- **To do**
Keep only the lines that hold the string "Show", filtering out the rest of the entries below.

- **Data in this exercise**
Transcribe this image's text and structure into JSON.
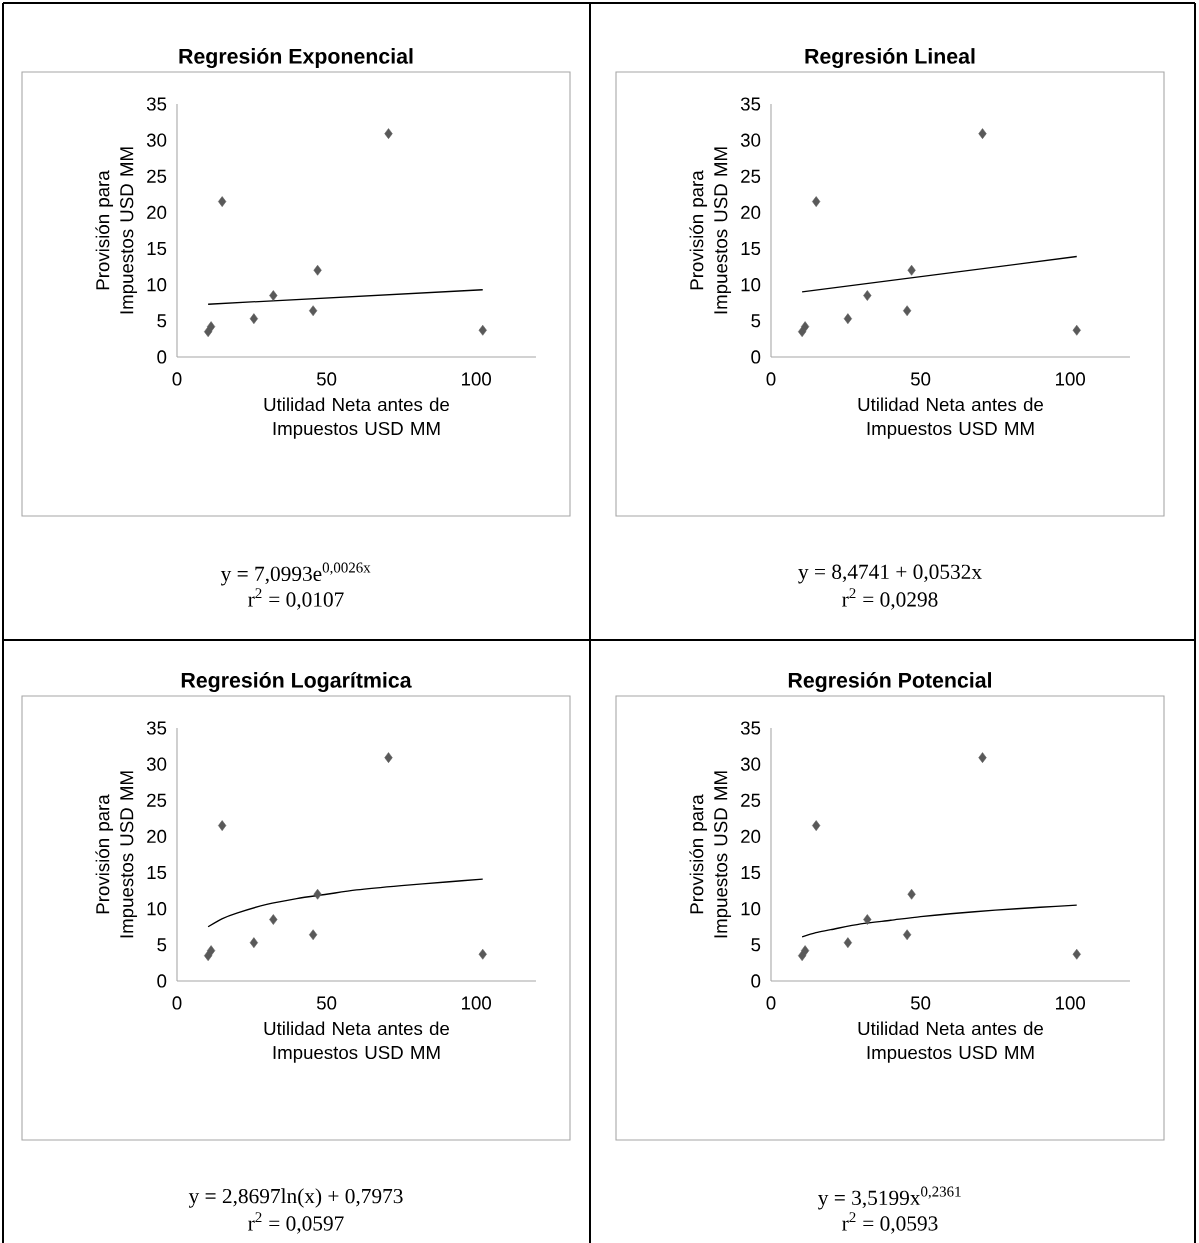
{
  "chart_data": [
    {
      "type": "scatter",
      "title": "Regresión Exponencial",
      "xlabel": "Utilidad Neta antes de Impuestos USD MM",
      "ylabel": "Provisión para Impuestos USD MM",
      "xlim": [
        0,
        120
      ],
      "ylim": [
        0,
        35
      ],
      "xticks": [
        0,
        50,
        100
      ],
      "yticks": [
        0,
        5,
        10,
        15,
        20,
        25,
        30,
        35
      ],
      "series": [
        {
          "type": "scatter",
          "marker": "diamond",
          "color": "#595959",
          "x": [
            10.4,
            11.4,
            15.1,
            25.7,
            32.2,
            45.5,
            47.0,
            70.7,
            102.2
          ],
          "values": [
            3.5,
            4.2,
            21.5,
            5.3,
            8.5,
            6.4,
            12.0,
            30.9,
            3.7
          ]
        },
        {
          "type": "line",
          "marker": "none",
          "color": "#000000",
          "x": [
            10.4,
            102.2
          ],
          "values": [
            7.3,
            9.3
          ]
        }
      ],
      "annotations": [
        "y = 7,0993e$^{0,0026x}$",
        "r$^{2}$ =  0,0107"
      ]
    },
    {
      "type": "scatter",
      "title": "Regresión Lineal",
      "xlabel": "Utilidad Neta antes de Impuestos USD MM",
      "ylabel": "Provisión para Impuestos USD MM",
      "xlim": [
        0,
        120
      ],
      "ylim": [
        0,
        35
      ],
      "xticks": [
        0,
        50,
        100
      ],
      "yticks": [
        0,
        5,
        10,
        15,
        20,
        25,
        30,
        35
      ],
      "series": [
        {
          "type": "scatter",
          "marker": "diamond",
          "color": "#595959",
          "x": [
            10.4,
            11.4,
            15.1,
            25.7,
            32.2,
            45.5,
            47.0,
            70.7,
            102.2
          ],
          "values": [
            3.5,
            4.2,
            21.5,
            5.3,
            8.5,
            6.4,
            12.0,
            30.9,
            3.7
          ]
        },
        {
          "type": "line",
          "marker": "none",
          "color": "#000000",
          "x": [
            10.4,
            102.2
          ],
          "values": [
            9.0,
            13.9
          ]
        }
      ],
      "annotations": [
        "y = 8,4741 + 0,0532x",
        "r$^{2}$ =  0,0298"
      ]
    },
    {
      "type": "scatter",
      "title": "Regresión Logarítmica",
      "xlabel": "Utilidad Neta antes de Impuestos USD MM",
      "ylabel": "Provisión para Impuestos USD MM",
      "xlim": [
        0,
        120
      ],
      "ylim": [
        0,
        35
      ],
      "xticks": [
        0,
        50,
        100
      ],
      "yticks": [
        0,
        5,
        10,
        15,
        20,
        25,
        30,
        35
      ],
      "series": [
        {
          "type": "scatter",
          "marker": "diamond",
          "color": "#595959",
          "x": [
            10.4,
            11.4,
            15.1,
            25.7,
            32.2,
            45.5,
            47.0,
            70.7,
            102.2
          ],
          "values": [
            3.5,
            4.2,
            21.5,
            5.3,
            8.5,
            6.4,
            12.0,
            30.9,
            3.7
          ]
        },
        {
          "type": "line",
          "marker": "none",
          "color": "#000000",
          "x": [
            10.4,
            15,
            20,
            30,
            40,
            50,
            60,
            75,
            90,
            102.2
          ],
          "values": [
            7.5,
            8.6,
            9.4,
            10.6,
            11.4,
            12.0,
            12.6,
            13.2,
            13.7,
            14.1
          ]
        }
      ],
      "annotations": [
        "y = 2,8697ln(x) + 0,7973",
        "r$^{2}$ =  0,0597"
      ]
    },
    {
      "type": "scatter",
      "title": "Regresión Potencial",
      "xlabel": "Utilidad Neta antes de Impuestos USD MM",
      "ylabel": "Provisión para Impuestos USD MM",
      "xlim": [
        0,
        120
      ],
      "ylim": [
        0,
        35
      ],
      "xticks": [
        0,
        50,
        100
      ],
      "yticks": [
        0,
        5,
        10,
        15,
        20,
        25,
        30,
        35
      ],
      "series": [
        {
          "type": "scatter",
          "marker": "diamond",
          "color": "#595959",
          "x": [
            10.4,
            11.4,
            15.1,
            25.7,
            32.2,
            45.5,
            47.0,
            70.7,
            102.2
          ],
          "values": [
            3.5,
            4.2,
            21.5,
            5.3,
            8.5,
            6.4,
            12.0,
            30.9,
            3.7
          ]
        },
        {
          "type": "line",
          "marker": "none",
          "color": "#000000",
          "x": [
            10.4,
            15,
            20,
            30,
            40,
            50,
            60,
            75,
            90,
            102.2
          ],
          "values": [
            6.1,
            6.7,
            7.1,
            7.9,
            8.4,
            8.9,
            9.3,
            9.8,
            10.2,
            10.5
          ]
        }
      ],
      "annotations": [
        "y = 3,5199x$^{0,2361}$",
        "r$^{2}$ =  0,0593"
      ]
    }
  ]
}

* * *

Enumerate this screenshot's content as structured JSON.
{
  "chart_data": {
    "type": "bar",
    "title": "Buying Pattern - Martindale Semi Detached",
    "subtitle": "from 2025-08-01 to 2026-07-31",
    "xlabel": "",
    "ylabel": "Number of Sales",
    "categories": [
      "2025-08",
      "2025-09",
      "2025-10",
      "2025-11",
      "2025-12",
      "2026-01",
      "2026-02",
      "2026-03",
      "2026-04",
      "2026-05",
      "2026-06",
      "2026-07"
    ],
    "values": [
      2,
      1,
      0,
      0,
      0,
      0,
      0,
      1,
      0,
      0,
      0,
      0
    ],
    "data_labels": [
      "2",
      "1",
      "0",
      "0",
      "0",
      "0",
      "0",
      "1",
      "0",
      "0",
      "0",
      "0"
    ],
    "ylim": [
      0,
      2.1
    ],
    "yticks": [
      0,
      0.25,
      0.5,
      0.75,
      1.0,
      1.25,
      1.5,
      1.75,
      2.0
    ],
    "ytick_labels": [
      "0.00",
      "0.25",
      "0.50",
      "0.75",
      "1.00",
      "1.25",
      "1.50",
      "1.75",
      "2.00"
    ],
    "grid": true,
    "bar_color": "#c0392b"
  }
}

* * *

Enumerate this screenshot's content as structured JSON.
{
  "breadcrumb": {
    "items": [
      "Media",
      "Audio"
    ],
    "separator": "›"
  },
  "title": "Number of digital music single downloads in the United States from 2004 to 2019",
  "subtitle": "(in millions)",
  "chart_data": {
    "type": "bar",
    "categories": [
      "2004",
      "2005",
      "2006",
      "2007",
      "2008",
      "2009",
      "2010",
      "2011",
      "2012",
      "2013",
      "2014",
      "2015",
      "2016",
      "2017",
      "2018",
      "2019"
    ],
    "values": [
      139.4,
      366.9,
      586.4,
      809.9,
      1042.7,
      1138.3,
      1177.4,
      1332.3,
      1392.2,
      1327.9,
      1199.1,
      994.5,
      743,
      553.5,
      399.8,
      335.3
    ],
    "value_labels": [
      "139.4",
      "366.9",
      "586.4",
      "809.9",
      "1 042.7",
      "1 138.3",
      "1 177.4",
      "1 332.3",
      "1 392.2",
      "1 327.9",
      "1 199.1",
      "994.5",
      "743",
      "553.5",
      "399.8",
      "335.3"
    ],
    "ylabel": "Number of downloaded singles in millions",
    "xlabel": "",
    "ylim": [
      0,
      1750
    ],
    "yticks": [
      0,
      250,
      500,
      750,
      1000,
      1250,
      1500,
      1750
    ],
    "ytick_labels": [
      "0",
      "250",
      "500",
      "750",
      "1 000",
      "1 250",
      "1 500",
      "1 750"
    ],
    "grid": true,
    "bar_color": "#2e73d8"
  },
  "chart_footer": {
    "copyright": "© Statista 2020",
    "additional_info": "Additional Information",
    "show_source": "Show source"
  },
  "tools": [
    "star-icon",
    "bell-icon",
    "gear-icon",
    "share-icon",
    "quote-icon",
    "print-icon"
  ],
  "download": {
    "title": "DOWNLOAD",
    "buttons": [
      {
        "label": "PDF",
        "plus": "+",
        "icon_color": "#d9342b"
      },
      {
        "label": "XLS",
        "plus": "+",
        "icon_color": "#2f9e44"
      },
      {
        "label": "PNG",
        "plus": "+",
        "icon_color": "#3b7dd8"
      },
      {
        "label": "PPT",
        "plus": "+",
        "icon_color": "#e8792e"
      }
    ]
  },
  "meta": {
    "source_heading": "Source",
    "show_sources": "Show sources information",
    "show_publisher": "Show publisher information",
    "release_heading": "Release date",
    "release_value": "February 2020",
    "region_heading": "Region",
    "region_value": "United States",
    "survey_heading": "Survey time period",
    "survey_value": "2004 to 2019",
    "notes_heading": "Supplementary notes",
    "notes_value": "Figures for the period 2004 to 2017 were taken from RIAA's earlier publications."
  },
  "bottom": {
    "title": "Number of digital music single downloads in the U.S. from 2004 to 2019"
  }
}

- **Solution**
    "show_source": "Show source"
    "show_sources": "Show sources information",
    "show_publisher": "Show publisher information",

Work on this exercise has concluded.